-- start Records for this task --

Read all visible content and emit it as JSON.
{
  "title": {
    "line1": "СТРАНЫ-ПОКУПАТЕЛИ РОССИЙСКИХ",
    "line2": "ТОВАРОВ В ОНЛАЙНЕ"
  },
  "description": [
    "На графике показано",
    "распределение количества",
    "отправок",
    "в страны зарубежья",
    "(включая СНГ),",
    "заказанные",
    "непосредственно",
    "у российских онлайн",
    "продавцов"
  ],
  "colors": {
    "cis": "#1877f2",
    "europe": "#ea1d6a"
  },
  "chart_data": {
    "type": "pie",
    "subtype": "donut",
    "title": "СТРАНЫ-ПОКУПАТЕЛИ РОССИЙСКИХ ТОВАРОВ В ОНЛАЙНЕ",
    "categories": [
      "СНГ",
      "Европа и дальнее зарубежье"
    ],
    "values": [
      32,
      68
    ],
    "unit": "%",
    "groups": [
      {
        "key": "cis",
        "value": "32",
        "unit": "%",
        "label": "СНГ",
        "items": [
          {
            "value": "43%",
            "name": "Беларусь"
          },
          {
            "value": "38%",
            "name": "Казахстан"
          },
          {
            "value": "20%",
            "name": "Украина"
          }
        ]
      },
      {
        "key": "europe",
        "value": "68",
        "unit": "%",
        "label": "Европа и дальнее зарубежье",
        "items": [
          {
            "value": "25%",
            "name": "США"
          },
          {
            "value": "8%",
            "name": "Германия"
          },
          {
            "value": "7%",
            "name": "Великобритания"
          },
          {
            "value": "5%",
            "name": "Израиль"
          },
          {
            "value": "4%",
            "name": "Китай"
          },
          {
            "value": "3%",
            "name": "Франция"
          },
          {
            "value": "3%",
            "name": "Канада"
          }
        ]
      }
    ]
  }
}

-- end Records for this task --
-- start Records for this task --

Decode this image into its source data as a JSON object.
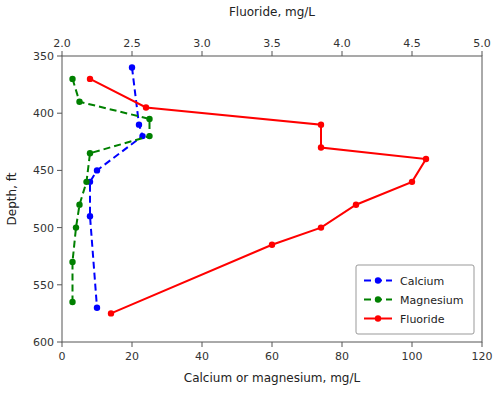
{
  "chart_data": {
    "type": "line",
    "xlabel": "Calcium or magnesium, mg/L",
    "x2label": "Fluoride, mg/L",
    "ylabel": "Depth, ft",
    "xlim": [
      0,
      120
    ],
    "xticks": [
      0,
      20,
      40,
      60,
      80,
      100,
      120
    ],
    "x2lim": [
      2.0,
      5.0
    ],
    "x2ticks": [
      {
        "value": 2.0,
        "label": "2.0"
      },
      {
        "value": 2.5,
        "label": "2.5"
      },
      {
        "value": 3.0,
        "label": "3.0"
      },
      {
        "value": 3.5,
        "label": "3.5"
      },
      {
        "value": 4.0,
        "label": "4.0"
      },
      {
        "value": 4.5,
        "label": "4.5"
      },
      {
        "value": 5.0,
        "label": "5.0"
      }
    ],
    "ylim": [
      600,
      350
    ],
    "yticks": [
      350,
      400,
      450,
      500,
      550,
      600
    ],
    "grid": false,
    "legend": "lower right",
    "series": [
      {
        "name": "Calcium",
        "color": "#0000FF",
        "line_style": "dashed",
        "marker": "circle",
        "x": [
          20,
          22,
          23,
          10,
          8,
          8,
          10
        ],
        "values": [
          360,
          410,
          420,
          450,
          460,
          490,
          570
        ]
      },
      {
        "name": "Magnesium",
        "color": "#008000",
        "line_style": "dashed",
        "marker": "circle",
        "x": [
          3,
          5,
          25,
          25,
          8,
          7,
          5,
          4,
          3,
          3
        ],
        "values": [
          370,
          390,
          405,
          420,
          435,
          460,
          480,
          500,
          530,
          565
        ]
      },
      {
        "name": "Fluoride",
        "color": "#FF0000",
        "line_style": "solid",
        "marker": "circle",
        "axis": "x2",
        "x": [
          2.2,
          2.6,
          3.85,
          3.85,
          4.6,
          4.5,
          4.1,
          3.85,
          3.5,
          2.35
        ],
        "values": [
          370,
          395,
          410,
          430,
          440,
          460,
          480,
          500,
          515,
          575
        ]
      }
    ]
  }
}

-- end Records for this task --
-- start Records for this task --

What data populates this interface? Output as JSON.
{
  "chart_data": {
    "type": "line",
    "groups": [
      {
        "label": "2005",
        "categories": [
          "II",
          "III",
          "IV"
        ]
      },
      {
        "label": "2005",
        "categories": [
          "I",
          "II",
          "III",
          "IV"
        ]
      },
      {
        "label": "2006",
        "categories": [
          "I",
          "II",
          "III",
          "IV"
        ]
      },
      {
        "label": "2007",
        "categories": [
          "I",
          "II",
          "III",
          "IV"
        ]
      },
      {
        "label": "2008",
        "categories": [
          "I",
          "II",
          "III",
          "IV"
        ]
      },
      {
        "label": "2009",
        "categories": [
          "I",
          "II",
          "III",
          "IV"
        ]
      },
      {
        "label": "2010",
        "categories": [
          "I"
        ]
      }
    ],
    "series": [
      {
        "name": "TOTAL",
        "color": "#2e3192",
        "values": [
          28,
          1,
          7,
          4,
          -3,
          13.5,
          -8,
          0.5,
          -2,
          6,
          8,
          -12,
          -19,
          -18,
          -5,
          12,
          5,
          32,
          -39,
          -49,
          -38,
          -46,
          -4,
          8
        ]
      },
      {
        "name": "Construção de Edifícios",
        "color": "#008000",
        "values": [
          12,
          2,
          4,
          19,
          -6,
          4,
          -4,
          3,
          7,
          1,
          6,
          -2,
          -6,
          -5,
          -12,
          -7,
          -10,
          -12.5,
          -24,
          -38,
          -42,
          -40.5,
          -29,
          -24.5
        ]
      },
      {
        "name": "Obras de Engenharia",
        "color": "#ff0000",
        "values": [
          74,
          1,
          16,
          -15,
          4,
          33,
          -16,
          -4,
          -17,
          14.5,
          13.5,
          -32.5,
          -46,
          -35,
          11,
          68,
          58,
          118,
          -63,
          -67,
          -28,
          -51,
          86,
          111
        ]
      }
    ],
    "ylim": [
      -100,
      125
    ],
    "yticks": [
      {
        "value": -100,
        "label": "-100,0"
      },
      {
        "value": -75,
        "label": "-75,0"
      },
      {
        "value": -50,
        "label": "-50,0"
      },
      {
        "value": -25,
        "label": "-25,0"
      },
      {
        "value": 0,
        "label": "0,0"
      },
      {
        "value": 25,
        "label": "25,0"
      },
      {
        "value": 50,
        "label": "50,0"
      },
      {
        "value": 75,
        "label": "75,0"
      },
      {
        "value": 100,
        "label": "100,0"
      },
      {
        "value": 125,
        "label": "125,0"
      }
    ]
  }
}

-- end Records for this task --

[Directions]
Show all lines from the records above where the word "JSON" occurs.

[Solution for this task]
Read all visible content and emit it as JSON.
Decode this image into its source data as a JSON object.
What data populates this interface? Output as JSON.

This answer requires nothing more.